▶ TASK PROMPT: Collect all the lines that mention the word "with".

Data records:
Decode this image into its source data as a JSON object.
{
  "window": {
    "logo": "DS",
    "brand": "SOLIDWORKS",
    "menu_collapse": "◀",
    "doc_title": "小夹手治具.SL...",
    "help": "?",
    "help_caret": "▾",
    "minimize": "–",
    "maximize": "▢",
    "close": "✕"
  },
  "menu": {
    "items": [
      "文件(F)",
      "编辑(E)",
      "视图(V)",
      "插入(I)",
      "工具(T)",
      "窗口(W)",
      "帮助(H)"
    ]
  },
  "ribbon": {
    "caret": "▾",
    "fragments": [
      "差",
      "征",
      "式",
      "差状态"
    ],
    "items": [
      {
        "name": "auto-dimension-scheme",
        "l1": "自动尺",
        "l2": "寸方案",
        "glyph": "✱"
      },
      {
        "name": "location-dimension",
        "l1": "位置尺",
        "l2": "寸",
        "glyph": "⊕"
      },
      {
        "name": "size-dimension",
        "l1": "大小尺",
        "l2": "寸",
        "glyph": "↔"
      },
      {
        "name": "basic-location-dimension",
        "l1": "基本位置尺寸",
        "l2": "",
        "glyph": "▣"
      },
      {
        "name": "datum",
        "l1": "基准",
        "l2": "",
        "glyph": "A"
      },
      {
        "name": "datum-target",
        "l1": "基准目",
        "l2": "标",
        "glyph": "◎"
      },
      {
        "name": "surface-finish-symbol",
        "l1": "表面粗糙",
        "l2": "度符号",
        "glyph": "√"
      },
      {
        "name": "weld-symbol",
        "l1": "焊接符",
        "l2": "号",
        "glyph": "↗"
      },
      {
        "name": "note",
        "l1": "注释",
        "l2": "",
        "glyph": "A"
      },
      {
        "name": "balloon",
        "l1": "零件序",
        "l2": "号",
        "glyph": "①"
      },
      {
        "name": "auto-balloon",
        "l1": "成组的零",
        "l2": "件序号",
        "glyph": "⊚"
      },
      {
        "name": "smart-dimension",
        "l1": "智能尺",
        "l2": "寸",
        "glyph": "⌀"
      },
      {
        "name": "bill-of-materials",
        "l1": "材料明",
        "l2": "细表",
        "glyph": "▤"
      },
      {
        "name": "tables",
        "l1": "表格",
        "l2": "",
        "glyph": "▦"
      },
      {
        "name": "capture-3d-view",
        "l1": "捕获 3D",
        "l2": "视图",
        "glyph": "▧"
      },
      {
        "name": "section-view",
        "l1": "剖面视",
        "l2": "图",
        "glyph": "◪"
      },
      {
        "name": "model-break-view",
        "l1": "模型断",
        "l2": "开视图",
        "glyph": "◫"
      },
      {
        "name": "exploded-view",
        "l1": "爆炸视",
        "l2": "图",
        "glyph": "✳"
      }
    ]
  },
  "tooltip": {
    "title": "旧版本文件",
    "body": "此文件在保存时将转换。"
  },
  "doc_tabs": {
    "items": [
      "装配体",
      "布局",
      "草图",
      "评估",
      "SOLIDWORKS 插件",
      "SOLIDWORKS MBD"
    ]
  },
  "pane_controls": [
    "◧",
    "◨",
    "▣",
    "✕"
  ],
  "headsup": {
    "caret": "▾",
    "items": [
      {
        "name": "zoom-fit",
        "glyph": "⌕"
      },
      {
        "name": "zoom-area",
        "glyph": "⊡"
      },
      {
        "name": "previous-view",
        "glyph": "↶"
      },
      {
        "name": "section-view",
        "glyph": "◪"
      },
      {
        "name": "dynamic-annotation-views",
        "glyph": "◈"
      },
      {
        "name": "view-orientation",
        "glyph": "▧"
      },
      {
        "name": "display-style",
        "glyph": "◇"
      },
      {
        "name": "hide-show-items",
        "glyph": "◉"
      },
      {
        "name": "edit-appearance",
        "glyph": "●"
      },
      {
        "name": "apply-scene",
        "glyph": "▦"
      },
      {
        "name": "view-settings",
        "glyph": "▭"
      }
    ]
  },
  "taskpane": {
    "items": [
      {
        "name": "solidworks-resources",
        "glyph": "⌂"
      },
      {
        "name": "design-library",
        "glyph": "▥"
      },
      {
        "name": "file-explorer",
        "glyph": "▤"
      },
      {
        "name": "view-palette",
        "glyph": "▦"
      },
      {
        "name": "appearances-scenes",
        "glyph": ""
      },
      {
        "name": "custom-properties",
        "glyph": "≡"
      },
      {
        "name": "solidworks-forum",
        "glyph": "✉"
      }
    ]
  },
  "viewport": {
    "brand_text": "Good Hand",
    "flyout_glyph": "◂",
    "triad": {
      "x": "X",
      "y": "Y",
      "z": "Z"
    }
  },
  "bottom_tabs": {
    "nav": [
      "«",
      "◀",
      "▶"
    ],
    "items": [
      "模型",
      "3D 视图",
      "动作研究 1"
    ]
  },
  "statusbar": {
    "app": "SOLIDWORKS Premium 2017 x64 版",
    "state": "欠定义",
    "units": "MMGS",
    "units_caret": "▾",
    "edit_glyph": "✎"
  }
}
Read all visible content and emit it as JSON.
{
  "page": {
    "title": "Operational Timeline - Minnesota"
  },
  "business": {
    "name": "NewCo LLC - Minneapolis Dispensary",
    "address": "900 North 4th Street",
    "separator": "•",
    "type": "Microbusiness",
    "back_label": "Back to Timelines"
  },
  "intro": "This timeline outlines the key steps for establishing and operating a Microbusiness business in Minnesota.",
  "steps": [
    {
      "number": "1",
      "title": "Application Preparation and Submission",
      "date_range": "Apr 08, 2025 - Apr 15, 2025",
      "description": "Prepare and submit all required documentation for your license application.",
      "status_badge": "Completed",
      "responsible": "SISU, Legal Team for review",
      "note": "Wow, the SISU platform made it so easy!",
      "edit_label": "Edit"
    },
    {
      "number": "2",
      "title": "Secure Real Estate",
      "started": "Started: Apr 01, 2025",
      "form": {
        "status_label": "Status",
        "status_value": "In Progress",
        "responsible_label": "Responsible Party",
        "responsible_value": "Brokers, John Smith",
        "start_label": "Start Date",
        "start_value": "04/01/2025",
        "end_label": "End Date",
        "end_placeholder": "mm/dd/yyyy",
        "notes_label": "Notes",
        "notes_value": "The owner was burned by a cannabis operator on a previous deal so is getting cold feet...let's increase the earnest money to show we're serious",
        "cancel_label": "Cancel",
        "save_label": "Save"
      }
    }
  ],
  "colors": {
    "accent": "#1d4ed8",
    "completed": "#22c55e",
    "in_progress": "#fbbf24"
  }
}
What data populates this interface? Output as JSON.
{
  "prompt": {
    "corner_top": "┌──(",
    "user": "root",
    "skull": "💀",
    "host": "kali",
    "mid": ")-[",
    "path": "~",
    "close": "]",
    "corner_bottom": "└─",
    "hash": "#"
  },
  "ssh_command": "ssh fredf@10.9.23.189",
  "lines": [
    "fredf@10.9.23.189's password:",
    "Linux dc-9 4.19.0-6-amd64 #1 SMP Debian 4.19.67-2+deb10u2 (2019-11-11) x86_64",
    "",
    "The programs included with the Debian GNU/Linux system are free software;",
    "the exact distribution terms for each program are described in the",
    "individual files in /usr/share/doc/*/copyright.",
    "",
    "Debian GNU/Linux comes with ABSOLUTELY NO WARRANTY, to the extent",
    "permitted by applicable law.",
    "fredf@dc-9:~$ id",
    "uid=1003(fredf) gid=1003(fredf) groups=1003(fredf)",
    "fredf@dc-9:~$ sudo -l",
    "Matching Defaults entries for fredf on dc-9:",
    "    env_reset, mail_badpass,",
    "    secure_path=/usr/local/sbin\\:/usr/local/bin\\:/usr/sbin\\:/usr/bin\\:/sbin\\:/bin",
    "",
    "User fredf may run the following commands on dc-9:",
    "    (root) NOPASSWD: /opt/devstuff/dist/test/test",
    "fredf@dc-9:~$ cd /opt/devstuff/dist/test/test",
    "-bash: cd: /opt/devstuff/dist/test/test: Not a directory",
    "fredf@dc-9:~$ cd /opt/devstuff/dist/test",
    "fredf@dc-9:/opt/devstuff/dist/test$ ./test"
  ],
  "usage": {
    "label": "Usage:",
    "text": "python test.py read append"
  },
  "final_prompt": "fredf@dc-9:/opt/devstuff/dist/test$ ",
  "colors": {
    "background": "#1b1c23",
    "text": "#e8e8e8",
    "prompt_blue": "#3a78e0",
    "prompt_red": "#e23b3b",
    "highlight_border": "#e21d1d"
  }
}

▶ EXERCISE RESPONSE:
    "The programs included with the Debian GNU/Linux system are free software;",
    "Debian GNU/Linux comes with ABSOLUTELY NO WARRANTY, to the extent",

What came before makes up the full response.